## start ENTRIES PROVIDED
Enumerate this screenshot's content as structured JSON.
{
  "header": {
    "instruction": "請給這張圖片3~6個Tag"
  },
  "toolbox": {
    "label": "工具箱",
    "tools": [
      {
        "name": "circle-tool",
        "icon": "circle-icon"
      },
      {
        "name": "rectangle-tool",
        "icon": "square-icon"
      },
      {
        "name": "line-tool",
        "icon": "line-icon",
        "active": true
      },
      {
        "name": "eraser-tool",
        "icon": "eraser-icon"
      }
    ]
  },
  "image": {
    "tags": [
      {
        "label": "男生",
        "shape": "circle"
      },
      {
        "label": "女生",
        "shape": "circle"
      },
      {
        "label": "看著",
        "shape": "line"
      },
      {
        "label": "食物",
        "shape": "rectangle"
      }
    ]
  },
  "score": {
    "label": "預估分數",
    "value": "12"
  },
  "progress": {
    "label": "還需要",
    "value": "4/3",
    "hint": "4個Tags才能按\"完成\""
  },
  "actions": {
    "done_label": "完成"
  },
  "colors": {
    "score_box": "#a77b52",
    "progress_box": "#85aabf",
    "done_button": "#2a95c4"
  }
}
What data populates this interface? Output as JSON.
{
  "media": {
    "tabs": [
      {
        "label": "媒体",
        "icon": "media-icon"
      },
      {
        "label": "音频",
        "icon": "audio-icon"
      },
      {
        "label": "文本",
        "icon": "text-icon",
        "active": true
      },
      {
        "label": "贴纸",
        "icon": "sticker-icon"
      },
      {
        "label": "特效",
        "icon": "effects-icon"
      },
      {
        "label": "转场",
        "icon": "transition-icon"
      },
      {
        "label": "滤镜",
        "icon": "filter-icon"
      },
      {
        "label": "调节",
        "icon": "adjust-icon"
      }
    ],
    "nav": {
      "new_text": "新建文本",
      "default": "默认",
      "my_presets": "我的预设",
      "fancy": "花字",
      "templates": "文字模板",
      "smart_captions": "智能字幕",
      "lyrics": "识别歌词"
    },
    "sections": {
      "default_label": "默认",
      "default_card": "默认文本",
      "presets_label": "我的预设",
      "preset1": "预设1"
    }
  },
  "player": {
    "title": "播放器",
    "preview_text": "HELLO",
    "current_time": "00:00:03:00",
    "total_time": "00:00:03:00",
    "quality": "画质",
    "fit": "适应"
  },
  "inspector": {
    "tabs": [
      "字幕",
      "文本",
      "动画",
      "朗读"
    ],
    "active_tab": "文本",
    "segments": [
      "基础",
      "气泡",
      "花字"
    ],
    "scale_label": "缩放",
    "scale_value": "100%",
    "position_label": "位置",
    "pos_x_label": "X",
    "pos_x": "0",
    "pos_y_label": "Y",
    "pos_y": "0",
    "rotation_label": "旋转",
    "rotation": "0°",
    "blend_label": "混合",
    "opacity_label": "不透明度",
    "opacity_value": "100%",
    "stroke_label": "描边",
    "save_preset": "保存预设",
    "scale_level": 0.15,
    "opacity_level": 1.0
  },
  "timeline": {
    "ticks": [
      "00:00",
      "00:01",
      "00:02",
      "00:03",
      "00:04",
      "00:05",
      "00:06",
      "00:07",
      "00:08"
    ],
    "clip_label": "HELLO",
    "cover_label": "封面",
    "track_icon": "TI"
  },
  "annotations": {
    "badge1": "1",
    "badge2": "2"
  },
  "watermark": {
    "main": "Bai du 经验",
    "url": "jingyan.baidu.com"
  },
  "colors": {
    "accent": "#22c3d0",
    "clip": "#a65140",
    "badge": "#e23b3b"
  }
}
## end ENTRIES PROVIDED
INSTRUCTIONS TO FOLLOW
Repeat the material in full, exactly as it stands.

WRITTEN RESPONSE
Enumerate this screenshot's content as structured JSON.
{
  "header": {
    "instruction": "請給這張圖片3~6個Tag"
  },
  "toolbox": {
    "label": "工具箱",
    "tools": [
      {
        "name": "circle-tool",
        "icon": "circle-icon"
      },
      {
        "name": "rectangle-tool",
        "icon": "square-icon"
      },
      {
        "name": "line-tool",
        "icon": "line-icon",
        "active": true
      },
      {
        "name": "eraser-tool",
        "icon": "eraser-icon"
      }
    ]
  },
  "image": {
    "tags": [
      {
        "label": "男生",
        "shape": "circle"
      },
      {
        "label": "女生",
        "shape": "circle"
      },
      {
        "label": "看著",
        "shape": "line"
      },
      {
        "label": "食物",
        "shape": "rectangle"
      }
    ]
  },
  "score": {
    "label": "預估分數",
    "value": "12"
  },
  "progress": {
    "label": "還需要",
    "value": "4/3",
    "hint": "4個Tags才能按\"完成\""
  },
  "actions": {
    "done_label": "完成"
  },
  "colors": {
    "score_box": "#a77b52",
    "progress_box": "#85aabf",
    "done_button": "#2a95c4"
  }
}
What data populates this interface? Output as JSON.
{
  "media": {
    "tabs": [
      {
        "label": "媒体",
        "icon": "media-icon"
      },
      {
        "label": "音频",
        "icon": "audio-icon"
      },
      {
        "label": "文本",
        "icon": "text-icon",
        "active": true
      },
      {
        "label": "贴纸",
        "icon": "sticker-icon"
      },
      {
        "label": "特效",
        "icon": "effects-icon"
      },
      {
        "label": "转场",
        "icon": "transition-icon"
      },
      {
        "label": "滤镜",
        "icon": "filter-icon"
      },
      {
        "label": "调节",
        "icon": "adjust-icon"
      }
    ],
    "nav": {
      "new_text": "新建文本",
      "default": "默认",
      "my_presets": "我的预设",
      "fancy": "花字",
      "templates": "文字模板",
      "smart_captions": "智能字幕",
      "lyrics": "识别歌词"
    },
    "sections": {
      "default_label": "默认",
      "default_card": "默认文本",
      "presets_label": "我的预设",
      "preset1": "预设1"
    }
  },
  "player": {
    "title": "播放器",
    "preview_text": "HELLO",
    "current_time": "00:00:03:00",
    "total_time": "00:00:03:00",
    "quality": "画质",
    "fit": "适应"
  },
  "inspector": {
    "tabs": [
      "字幕",
      "文本",
      "动画",
      "朗读"
    ],
    "active_tab": "文本",
    "segments": [
      "基础",
      "气泡",
      "花字"
    ],
    "scale_label": "缩放",
    "scale_value": "100%",
    "position_label": "位置",
    "pos_x_label": "X",
    "pos_x": "0",
    "pos_y_label": "Y",
    "pos_y": "0",
    "rotation_label": "旋转",
    "rotation": "0°",
    "blend_label": "混合",
    "opacity_label": "不透明度",
    "opacity_value": "100%",
    "stroke_label": "描边",
    "save_preset": "保存预设",
    "scale_level": 0.15,
    "opacity_level": 1.0
  },
  "timeline": {
    "ticks": [
      "00:00",
      "00:01",
      "00:02",
      "00:03",
      "00:04",
      "00:05",
      "00:06",
      "00:07",
      "00:08"
    ],
    "clip_label": "HELLO",
    "cover_label": "封面",
    "track_icon": "TI"
  },
  "annotations": {
    "badge1": "1",
    "badge2": "2"
  },
  "watermark": {
    "main": "Bai du 经验",
    "url": "jingyan.baidu.com"
  },
  "colors": {
    "accent": "#22c3d0",
    "clip": "#a65140",
    "badge": "#e23b3b"
  }
}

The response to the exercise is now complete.